▸ **Given data**:
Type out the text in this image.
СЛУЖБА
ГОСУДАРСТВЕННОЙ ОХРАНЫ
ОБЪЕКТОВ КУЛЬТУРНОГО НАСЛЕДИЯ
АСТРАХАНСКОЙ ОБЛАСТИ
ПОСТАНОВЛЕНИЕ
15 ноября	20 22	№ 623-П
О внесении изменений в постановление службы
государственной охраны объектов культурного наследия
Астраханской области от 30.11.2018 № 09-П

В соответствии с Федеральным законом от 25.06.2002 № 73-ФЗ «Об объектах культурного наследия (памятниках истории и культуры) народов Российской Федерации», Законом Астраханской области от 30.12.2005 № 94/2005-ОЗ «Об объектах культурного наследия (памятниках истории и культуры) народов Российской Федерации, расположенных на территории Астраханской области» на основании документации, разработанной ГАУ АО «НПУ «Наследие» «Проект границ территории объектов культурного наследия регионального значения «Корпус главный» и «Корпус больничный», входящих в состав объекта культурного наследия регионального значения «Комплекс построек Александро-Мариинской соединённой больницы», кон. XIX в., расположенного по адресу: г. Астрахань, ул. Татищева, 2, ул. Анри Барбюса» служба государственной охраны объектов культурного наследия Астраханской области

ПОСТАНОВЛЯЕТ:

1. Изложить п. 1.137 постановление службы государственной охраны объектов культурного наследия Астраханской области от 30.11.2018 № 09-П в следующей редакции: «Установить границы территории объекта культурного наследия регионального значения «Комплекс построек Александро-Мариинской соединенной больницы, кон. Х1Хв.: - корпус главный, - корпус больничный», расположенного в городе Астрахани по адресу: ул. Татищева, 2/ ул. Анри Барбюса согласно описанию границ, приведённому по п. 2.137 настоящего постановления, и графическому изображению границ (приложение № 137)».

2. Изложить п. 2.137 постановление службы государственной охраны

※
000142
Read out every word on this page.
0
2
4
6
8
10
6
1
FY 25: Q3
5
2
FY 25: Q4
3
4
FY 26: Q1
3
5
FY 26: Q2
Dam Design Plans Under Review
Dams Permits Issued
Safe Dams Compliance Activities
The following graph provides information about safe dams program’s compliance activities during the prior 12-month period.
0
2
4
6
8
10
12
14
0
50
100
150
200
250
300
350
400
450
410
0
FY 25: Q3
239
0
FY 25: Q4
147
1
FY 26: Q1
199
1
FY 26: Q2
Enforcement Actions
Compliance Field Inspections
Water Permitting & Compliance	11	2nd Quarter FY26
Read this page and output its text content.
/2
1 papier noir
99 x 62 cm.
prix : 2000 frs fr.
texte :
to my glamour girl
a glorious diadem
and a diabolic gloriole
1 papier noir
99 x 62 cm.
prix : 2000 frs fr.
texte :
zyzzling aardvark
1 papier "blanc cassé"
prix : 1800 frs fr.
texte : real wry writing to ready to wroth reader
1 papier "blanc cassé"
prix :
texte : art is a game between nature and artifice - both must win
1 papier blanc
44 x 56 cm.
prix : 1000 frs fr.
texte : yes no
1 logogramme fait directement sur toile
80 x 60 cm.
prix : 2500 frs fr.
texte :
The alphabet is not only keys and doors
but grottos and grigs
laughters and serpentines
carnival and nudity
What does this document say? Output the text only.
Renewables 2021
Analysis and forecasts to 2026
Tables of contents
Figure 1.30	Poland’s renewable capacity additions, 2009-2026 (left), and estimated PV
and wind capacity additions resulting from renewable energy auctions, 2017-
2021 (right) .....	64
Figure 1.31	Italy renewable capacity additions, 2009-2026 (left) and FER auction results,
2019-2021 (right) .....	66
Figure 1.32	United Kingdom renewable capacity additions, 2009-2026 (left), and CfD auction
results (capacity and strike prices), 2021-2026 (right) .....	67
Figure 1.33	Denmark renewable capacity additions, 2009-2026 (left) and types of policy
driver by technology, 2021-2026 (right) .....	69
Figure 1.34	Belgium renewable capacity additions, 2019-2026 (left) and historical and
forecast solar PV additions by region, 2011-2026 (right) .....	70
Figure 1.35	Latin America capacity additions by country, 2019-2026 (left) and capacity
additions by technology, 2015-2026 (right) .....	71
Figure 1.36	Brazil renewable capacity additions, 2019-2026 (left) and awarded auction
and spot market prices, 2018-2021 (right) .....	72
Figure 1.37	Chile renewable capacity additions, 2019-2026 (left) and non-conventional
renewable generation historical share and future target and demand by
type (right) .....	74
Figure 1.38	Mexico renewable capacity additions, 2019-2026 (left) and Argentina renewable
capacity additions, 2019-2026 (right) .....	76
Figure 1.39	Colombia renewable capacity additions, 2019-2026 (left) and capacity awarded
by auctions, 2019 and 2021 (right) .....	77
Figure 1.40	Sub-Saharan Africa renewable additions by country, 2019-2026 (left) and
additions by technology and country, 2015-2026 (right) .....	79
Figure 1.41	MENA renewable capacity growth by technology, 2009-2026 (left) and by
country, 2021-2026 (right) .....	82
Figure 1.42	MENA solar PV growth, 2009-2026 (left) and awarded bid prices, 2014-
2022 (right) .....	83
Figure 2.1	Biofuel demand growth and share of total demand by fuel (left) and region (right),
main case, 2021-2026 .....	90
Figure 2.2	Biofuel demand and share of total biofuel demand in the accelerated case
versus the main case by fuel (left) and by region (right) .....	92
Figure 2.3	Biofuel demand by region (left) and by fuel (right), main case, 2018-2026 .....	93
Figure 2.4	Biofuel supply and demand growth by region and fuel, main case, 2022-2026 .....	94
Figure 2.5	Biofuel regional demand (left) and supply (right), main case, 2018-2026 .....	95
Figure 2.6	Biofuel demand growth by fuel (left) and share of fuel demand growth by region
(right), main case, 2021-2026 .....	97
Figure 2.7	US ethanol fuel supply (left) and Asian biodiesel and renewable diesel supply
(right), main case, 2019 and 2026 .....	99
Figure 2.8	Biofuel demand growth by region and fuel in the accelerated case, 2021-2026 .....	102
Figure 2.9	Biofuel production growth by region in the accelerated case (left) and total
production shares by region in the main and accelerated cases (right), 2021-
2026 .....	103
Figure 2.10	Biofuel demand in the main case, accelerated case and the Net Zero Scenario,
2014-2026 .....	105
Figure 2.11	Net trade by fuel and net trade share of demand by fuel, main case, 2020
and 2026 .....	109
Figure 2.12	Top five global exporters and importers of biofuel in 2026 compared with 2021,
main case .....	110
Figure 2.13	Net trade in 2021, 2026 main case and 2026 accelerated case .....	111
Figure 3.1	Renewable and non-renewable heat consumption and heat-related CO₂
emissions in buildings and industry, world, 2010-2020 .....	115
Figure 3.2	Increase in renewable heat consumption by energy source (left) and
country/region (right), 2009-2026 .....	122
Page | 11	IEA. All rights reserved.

▸ **What needs to be done**:
Restate every line of the data word for word.

▸ **Task solution**:
Type out the text in this image.
СЛУЖБА
ГОСУДАРСТВЕННОЙ ОХРАНЫ
ОБЪЕКТОВ КУЛЬТУРНОГО НАСЛЕДИЯ
АСТРАХАНСКОЙ ОБЛАСТИ
ПОСТАНОВЛЕНИЕ
15 ноября	20 22	№ 623-П
О внесении изменений в постановление службы
государственной охраны объектов культурного наследия
Астраханской области от 30.11.2018 № 09-П

В соответствии с Федеральным законом от 25.06.2002 № 73-ФЗ «Об объектах культурного наследия (памятниках истории и культуры) народов Российской Федерации», Законом Астраханской области от 30.12.2005 № 94/2005-ОЗ «Об объектах культурного наследия (памятниках истории и культуры) народов Российской Федерации, расположенных на территории Астраханской области» на основании документации, разработанной ГАУ АО «НПУ «Наследие» «Проект границ территории объектов культурного наследия регионального значения «Корпус главный» и «Корпус больничный», входящих в состав объекта культурного наследия регионального значения «Комплекс построек Александро-Мариинской соединённой больницы», кон. XIX в., расположенного по адресу: г. Астрахань, ул. Татищева, 2, ул. Анри Барбюса» служба государственной охраны объектов культурного наследия Астраханской области

ПОСТАНОВЛЯЕТ:

1. Изложить п. 1.137 постановление службы государственной охраны объектов культурного наследия Астраханской области от 30.11.2018 № 09-П в следующей редакции: «Установить границы территории объекта культурного наследия регионального значения «Комплекс построек Александро-Мариинской соединенной больницы, кон. Х1Хв.: - корпус главный, - корпус больничный», расположенного в городе Астрахани по адресу: ул. Татищева, 2/ ул. Анри Барбюса согласно описанию границ, приведённому по п. 2.137 настоящего постановления, и графическому изображению границ (приложение № 137)».

2. Изложить п. 2.137 постановление службы государственной охраны

※
000142
Read out every word on this page.
0
2
4
6
8
10
6
1
FY 25: Q3
5
2
FY 25: Q4
3
4
FY 26: Q1
3
5
FY 26: Q2
Dam Design Plans Under Review
Dams Permits Issued
Safe Dams Compliance Activities
The following graph provides information about safe dams program’s compliance activities during the prior 12-month period.
0
2
4
6
8
10
12
14
0
50
100
150
200
250
300
350
400
450
410
0
FY 25: Q3
239
0
FY 25: Q4
147
1
FY 26: Q1
199
1
FY 26: Q2
Enforcement Actions
Compliance Field Inspections
Water Permitting & Compliance	11	2nd Quarter FY26
Read this page and output its text content.
/2
1 papier noir
99 x 62 cm.
prix : 2000 frs fr.
texte :
to my glamour girl
a glorious diadem
and a diabolic gloriole
1 papier noir
99 x 62 cm.
prix : 2000 frs fr.
texte :
zyzzling aardvark
1 papier "blanc cassé"
prix : 1800 frs fr.
texte : real wry writing to ready to wroth reader
1 papier "blanc cassé"
prix :
texte : art is a game between nature and artifice - both must win
1 papier blanc
44 x 56 cm.
prix : 1000 frs fr.
texte : yes no
1 logogramme fait directement sur toile
80 x 60 cm.
prix : 2500 frs fr.
texte :
The alphabet is not only keys and doors
but grottos and grigs
laughters and serpentines
carnival and nudity
What does this document say? Output the text only.
Renewables 2021
Analysis and forecasts to 2026
Tables of contents
Figure 1.30	Poland’s renewable capacity additions, 2009-2026 (left), and estimated PV
and wind capacity additions resulting from renewable energy auctions, 2017-
2021 (right) .....	64
Figure 1.31	Italy renewable capacity additions, 2009-2026 (left) and FER auction results,
2019-2021 (right) .....	66
Figure 1.32	United Kingdom renewable capacity additions, 2009-2026 (left), and CfD auction
results (capacity and strike prices), 2021-2026 (right) .....	67
Figure 1.33	Denmark renewable capacity additions, 2009-2026 (left) and types of policy
driver by technology, 2021-2026 (right) .....	69
Figure 1.34	Belgium renewable capacity additions, 2019-2026 (left) and historical and
forecast solar PV additions by region, 2011-2026 (right) .....	70
Figure 1.35	Latin America capacity additions by country, 2019-2026 (left) and capacity
additions by technology, 2015-2026 (right) .....	71
Figure 1.36	Brazil renewable capacity additions, 2019-2026 (left) and awarded auction
and spot market prices, 2018-2021 (right) .....	72
Figure 1.37	Chile renewable capacity additions, 2019-2026 (left) and non-conventional
renewable generation historical share and future target and demand by
type (right) .....	74
Figure 1.38	Mexico renewable capacity additions, 2019-2026 (left) and Argentina renewable
capacity additions, 2019-2026 (right) .....	76
Figure 1.39	Colombia renewable capacity additions, 2019-2026 (left) and capacity awarded
by auctions, 2019 and 2021 (right) .....	77
Figure 1.40	Sub-Saharan Africa renewable additions by country, 2019-2026 (left) and
additions by technology and country, 2015-2026 (right) .....	79
Figure 1.41	MENA renewable capacity growth by technology, 2009-2026 (left) and by
country, 2021-2026 (right) .....	82
Figure 1.42	MENA solar PV growth, 2009-2026 (left) and awarded bid prices, 2014-
2022 (right) .....	83
Figure 2.1	Biofuel demand growth and share of total demand by fuel (left) and region (right),
main case, 2021-2026 .....	90
Figure 2.2	Biofuel demand and share of total biofuel demand in the accelerated case
versus the main case by fuel (left) and by region (right) .....	92
Figure 2.3	Biofuel demand by region (left) and by fuel (right), main case, 2018-2026 .....	93
Figure 2.4	Biofuel supply and demand growth by region and fuel, main case, 2022-2026 .....	94
Figure 2.5	Biofuel regional demand (left) and supply (right), main case, 2018-2026 .....	95
Figure 2.6	Biofuel demand growth by fuel (left) and share of fuel demand growth by region
(right), main case, 2021-2026 .....	97
Figure 2.7	US ethanol fuel supply (left) and Asian biodiesel and renewable diesel supply
(right), main case, 2019 and 2026 .....	99
Figure 2.8	Biofuel demand growth by region and fuel in the accelerated case, 2021-2026 .....	102
Figure 2.9	Biofuel production growth by region in the accelerated case (left) and total
production shares by region in the main and accelerated cases (right), 2021-
2026 .....	103
Figure 2.10	Biofuel demand in the main case, accelerated case and the Net Zero Scenario,
2014-2026 .....	105
Figure 2.11	Net trade by fuel and net trade share of demand by fuel, main case, 2020
and 2026 .....	109
Figure 2.12	Top five global exporters and importers of biofuel in 2026 compared with 2021,
main case .....	110
Figure 2.13	Net trade in 2021, 2026 main case and 2026 accelerated case .....	111
Figure 3.1	Renewable and non-renewable heat consumption and heat-related CO₂
emissions in buildings and industry, world, 2010-2020 .....	115
Figure 3.2	Increase in renewable heat consumption by energy source (left) and
country/region (right), 2009-2026 .....	122
Page | 11	IEA. All rights reserved.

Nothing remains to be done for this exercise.